• GIVEN RECORDS:
┄┄┄┄┄┄┄┄┄┄┄┄┄┄┄┄┄┄┄┄
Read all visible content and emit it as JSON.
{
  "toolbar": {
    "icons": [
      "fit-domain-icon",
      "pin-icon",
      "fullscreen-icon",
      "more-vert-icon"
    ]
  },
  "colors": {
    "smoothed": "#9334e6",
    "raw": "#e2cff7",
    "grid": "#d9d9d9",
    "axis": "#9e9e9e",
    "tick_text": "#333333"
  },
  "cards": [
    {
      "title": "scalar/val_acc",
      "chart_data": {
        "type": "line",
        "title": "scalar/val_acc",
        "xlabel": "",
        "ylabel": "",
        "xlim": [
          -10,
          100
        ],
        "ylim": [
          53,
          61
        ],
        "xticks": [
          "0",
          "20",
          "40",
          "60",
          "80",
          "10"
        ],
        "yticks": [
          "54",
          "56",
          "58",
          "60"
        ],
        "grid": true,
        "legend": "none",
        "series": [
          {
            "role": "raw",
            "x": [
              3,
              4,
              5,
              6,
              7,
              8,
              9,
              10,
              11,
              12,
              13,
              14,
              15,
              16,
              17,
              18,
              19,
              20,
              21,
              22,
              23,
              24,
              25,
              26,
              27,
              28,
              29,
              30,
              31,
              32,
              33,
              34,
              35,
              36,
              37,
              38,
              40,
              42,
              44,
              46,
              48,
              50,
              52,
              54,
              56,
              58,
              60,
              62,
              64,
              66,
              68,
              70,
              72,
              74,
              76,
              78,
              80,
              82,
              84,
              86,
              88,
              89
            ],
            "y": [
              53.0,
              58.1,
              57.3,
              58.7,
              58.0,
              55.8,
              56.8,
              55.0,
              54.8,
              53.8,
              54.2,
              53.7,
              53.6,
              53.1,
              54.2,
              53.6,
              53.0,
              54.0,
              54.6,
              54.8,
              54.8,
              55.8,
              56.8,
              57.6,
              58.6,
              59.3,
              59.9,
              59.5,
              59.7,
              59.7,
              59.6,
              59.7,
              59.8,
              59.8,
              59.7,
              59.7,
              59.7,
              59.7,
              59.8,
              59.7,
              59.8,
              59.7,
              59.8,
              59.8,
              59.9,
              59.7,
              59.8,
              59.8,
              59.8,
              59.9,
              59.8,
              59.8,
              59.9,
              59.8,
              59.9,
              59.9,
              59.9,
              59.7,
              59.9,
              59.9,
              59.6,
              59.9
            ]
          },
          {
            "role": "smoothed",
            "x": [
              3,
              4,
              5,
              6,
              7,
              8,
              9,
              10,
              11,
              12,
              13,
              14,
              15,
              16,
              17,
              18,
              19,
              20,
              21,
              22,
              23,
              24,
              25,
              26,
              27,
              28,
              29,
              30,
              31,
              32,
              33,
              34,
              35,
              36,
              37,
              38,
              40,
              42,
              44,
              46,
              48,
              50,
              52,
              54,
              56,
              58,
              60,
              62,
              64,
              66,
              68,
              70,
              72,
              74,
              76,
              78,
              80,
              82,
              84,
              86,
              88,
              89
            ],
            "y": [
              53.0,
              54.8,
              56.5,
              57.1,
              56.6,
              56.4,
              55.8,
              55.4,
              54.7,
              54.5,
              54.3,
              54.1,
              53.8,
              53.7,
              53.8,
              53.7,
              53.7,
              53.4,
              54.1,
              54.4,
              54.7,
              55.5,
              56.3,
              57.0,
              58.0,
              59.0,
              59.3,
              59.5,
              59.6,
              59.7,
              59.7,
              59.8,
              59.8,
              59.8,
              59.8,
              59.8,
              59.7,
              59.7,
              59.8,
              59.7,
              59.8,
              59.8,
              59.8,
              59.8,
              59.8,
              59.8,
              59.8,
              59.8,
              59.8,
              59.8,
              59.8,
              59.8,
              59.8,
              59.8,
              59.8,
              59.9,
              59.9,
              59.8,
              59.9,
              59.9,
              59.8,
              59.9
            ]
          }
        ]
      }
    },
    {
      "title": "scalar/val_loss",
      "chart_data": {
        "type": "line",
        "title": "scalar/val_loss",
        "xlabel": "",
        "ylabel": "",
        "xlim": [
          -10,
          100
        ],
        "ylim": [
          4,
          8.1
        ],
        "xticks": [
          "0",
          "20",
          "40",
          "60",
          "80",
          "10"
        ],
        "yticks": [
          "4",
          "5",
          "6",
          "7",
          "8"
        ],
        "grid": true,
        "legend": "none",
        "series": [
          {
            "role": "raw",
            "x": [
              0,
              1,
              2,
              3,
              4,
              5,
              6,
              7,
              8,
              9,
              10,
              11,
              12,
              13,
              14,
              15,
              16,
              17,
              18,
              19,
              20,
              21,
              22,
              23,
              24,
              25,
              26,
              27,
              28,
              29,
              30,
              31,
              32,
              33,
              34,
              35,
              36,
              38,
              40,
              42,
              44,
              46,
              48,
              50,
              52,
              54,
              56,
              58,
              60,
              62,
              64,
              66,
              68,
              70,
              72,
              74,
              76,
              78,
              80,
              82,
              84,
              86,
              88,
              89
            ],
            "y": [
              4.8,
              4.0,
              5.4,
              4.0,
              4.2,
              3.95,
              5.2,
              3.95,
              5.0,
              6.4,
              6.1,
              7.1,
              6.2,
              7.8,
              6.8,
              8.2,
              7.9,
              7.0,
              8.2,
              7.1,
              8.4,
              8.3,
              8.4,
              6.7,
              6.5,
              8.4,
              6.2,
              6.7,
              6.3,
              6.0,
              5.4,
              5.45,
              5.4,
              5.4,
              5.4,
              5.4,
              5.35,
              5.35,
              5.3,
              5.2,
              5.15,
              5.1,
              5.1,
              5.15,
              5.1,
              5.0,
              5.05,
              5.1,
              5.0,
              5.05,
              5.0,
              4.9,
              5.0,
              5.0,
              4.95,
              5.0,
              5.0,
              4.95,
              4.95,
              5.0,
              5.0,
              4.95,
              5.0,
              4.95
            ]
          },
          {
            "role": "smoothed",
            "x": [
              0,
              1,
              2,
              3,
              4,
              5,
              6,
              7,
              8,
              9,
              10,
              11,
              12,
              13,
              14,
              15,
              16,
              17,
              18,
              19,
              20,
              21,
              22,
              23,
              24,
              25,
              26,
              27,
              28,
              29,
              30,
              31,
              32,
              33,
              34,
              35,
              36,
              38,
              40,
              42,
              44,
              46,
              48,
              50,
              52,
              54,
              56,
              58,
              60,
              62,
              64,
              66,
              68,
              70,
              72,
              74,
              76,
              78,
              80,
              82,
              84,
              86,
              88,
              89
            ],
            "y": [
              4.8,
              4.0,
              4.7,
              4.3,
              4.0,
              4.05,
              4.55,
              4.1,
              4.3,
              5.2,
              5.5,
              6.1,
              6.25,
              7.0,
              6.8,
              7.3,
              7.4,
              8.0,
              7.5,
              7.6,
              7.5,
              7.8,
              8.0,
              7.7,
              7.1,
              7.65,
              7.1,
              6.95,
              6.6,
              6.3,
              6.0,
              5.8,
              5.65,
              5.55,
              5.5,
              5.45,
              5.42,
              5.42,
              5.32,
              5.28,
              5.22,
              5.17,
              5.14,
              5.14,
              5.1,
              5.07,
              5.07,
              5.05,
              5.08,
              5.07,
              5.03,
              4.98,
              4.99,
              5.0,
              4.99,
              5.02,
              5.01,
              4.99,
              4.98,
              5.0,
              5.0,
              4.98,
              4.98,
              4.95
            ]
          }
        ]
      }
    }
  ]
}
┄┄┄┄┄┄┄┄┄┄┄┄┄┄┄┄┄┄┄┄
• EXERCISE PROMPT: Repeat the material above in full, quoting it exactly.

• TASK RESPONSE:
Read all visible content and emit it as JSON.
{
  "toolbar": {
    "icons": [
      "fit-domain-icon",
      "pin-icon",
      "fullscreen-icon",
      "more-vert-icon"
    ]
  },
  "colors": {
    "smoothed": "#9334e6",
    "raw": "#e2cff7",
    "grid": "#d9d9d9",
    "axis": "#9e9e9e",
    "tick_text": "#333333"
  },
  "cards": [
    {
      "title": "scalar/val_acc",
      "chart_data": {
        "type": "line",
        "title": "scalar/val_acc",
        "xlabel": "",
        "ylabel": "",
        "xlim": [
          -10,
          100
        ],
        "ylim": [
          53,
          61
        ],
        "xticks": [
          "0",
          "20",
          "40",
          "60",
          "80",
          "10"
        ],
        "yticks": [
          "54",
          "56",
          "58",
          "60"
        ],
        "grid": true,
        "legend": "none",
        "series": [
          {
            "role": "raw",
            "x": [
              3,
              4,
              5,
              6,
              7,
              8,
              9,
              10,
              11,
              12,
              13,
              14,
              15,
              16,
              17,
              18,
              19,
              20,
              21,
              22,
              23,
              24,
              25,
              26,
              27,
              28,
              29,
              30,
              31,
              32,
              33,
              34,
              35,
              36,
              37,
              38,
              40,
              42,
              44,
              46,
              48,
              50,
              52,
              54,
              56,
              58,
              60,
              62,
              64,
              66,
              68,
              70,
              72,
              74,
              76,
              78,
              80,
              82,
              84,
              86,
              88,
              89
            ],
            "y": [
              53.0,
              58.1,
              57.3,
              58.7,
              58.0,
              55.8,
              56.8,
              55.0,
              54.8,
              53.8,
              54.2,
              53.7,
              53.6,
              53.1,
              54.2,
              53.6,
              53.0,
              54.0,
              54.6,
              54.8,
              54.8,
              55.8,
              56.8,
              57.6,
              58.6,
              59.3,
              59.9,
              59.5,
              59.7,
              59.7,
              59.6,
              59.7,
              59.8,
              59.8,
              59.7,
              59.7,
              59.7,
              59.7,
              59.8,
              59.7,
              59.8,
              59.7,
              59.8,
              59.8,
              59.9,
              59.7,
              59.8,
              59.8,
              59.8,
              59.9,
              59.8,
              59.8,
              59.9,
              59.8,
              59.9,
              59.9,
              59.9,
              59.7,
              59.9,
              59.9,
              59.6,
              59.9
            ]
          },
          {
            "role": "smoothed",
            "x": [
              3,
              4,
              5,
              6,
              7,
              8,
              9,
              10,
              11,
              12,
              13,
              14,
              15,
              16,
              17,
              18,
              19,
              20,
              21,
              22,
              23,
              24,
              25,
              26,
              27,
              28,
              29,
              30,
              31,
              32,
              33,
              34,
              35,
              36,
              37,
              38,
              40,
              42,
              44,
              46,
              48,
              50,
              52,
              54,
              56,
              58,
              60,
              62,
              64,
              66,
              68,
              70,
              72,
              74,
              76,
              78,
              80,
              82,
              84,
              86,
              88,
              89
            ],
            "y": [
              53.0,
              54.8,
              56.5,
              57.1,
              56.6,
              56.4,
              55.8,
              55.4,
              54.7,
              54.5,
              54.3,
              54.1,
              53.8,
              53.7,
              53.8,
              53.7,
              53.7,
              53.4,
              54.1,
              54.4,
              54.7,
              55.5,
              56.3,
              57.0,
              58.0,
              59.0,
              59.3,
              59.5,
              59.6,
              59.7,
              59.7,
              59.8,
              59.8,
              59.8,
              59.8,
              59.8,
              59.7,
              59.7,
              59.8,
              59.7,
              59.8,
              59.8,
              59.8,
              59.8,
              59.8,
              59.8,
              59.8,
              59.8,
              59.8,
              59.8,
              59.8,
              59.8,
              59.8,
              59.8,
              59.8,
              59.9,
              59.9,
              59.8,
              59.9,
              59.9,
              59.8,
              59.9
            ]
          }
        ]
      }
    },
    {
      "title": "scalar/val_loss",
      "chart_data": {
        "type": "line",
        "title": "scalar/val_loss",
        "xlabel": "",
        "ylabel": "",
        "xlim": [
          -10,
          100
        ],
        "ylim": [
          4,
          8.1
        ],
        "xticks": [
          "0",
          "20",
          "40",
          "60",
          "80",
          "10"
        ],
        "yticks": [
          "4",
          "5",
          "6",
          "7",
          "8"
        ],
        "grid": true,
        "legend": "none",
        "series": [
          {
            "role": "raw",
            "x": [
              0,
              1,
              2,
              3,
              4,
              5,
              6,
              7,
              8,
              9,
              10,
              11,
              12,
              13,
              14,
              15,
              16,
              17,
              18,
              19,
              20,
              21,
              22,
              23,
              24,
              25,
              26,
              27,
              28,
              29,
              30,
              31,
              32,
              33,
              34,
              35,
              36,
              38,
              40,
              42,
              44,
              46,
              48,
              50,
              52,
              54,
              56,
              58,
              60,
              62,
              64,
              66,
              68,
              70,
              72,
              74,
              76,
              78,
              80,
              82,
              84,
              86,
              88,
              89
            ],
            "y": [
              4.8,
              4.0,
              5.4,
              4.0,
              4.2,
              3.95,
              5.2,
              3.95,
              5.0,
              6.4,
              6.1,
              7.1,
              6.2,
              7.8,
              6.8,
              8.2,
              7.9,
              7.0,
              8.2,
              7.1,
              8.4,
              8.3,
              8.4,
              6.7,
              6.5,
              8.4,
              6.2,
              6.7,
              6.3,
              6.0,
              5.4,
              5.45,
              5.4,
              5.4,
              5.4,
              5.4,
              5.35,
              5.35,
              5.3,
              5.2,
              5.15,
              5.1,
              5.1,
              5.15,
              5.1,
              5.0,
              5.05,
              5.1,
              5.0,
              5.05,
              5.0,
              4.9,
              5.0,
              5.0,
              4.95,
              5.0,
              5.0,
              4.95,
              4.95,
              5.0,
              5.0,
              4.95,
              5.0,
              4.95
            ]
          },
          {
            "role": "smoothed",
            "x": [
              0,
              1,
              2,
              3,
              4,
              5,
              6,
              7,
              8,
              9,
              10,
              11,
              12,
              13,
              14,
              15,
              16,
              17,
              18,
              19,
              20,
              21,
              22,
              23,
              24,
              25,
              26,
              27,
              28,
              29,
              30,
              31,
              32,
              33,
              34,
              35,
              36,
              38,
              40,
              42,
              44,
              46,
              48,
              50,
              52,
              54,
              56,
              58,
              60,
              62,
              64,
              66,
              68,
              70,
              72,
              74,
              76,
              78,
              80,
              82,
              84,
              86,
              88,
              89
            ],
            "y": [
              4.8,
              4.0,
              4.7,
              4.3,
              4.0,
              4.05,
              4.55,
              4.1,
              4.3,
              5.2,
              5.5,
              6.1,
              6.25,
              7.0,
              6.8,
              7.3,
              7.4,
              8.0,
              7.5,
              7.6,
              7.5,
              7.8,
              8.0,
              7.7,
              7.1,
              7.65,
              7.1,
              6.95,
              6.6,
              6.3,
              6.0,
              5.8,
              5.65,
              5.55,
              5.5,
              5.45,
              5.42,
              5.42,
              5.32,
              5.28,
              5.22,
              5.17,
              5.14,
              5.14,
              5.1,
              5.07,
              5.07,
              5.05,
              5.08,
              5.07,
              5.03,
              4.98,
              4.99,
              5.0,
              4.99,
              5.02,
              5.01,
              4.99,
              4.98,
              5.0,
              5.0,
              4.98,
              4.98,
              4.95
            ]
          }
        ]
      }
    }
  ]
}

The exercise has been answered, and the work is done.